___ Material provided ___
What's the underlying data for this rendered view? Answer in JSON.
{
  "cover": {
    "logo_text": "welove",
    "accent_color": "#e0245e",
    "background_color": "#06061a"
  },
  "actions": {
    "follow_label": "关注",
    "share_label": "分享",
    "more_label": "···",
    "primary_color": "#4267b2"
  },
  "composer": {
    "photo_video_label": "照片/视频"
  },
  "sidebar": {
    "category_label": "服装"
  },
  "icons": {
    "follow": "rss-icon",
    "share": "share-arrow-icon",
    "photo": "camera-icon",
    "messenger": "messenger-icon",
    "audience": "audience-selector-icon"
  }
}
___
___ Material provided ___
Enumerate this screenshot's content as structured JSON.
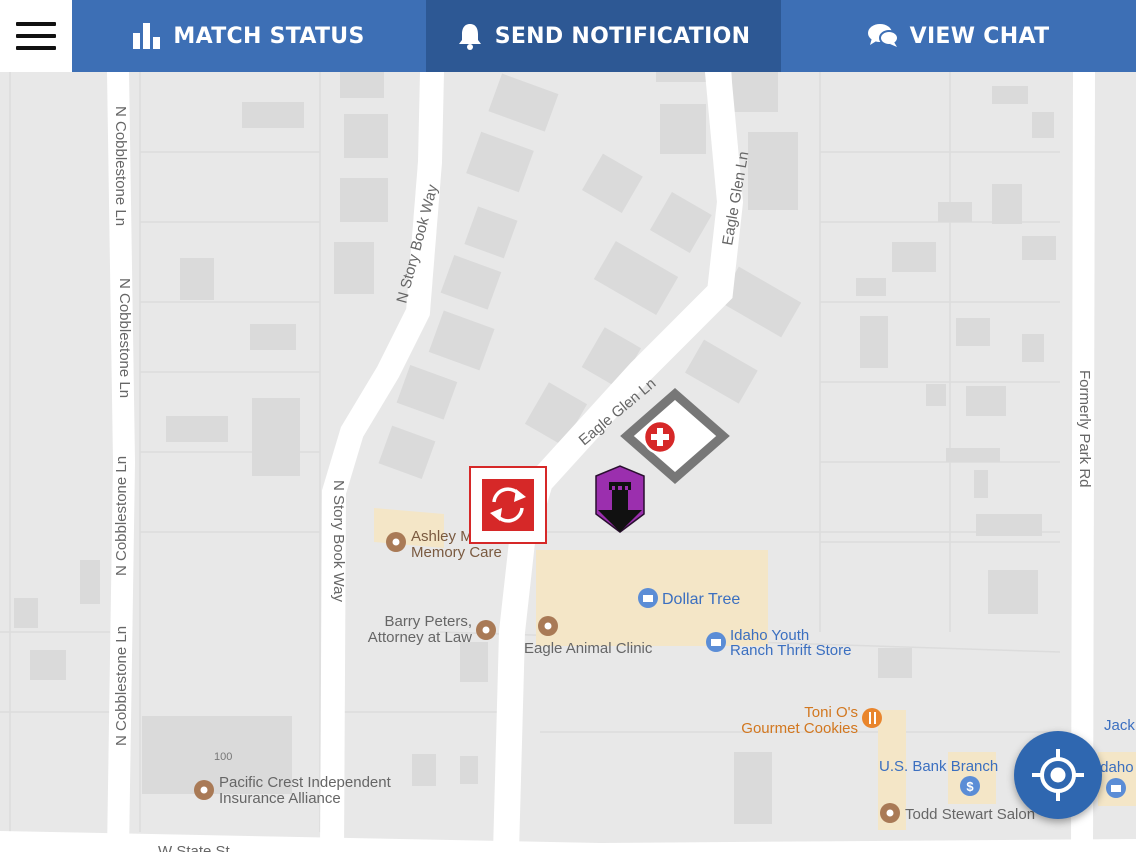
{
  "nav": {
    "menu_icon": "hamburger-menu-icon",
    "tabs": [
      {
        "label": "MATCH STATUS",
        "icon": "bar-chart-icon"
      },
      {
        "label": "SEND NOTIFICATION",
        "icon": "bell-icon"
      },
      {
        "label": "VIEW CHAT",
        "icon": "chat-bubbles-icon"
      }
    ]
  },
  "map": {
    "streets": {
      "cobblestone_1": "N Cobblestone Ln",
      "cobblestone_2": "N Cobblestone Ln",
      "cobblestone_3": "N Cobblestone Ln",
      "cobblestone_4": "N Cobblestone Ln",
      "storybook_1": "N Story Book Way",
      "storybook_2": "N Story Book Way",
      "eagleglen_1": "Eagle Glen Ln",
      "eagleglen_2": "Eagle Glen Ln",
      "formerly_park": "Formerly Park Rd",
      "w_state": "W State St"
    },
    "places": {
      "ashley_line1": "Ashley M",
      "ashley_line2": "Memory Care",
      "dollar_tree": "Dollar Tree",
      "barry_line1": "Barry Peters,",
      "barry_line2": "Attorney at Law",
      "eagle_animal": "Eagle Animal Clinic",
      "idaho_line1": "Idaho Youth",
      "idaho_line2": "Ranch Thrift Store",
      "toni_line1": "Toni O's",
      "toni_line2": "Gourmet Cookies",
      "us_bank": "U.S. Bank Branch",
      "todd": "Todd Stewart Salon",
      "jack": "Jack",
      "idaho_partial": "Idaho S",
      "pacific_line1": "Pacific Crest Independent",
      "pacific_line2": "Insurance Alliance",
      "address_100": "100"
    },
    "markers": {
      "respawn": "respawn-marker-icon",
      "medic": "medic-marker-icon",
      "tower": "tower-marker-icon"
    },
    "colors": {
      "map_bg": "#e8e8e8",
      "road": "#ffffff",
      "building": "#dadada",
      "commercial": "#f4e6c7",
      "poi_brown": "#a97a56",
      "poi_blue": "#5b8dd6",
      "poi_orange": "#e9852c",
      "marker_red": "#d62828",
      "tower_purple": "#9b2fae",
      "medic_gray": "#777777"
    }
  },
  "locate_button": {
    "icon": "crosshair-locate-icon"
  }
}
___
Task to carry out: Copy out each line in the listing that has the word "JSON".

Complete response:
What's the underlying data for this rendered view? Answer in JSON.
Enumerate this screenshot's content as structured JSON.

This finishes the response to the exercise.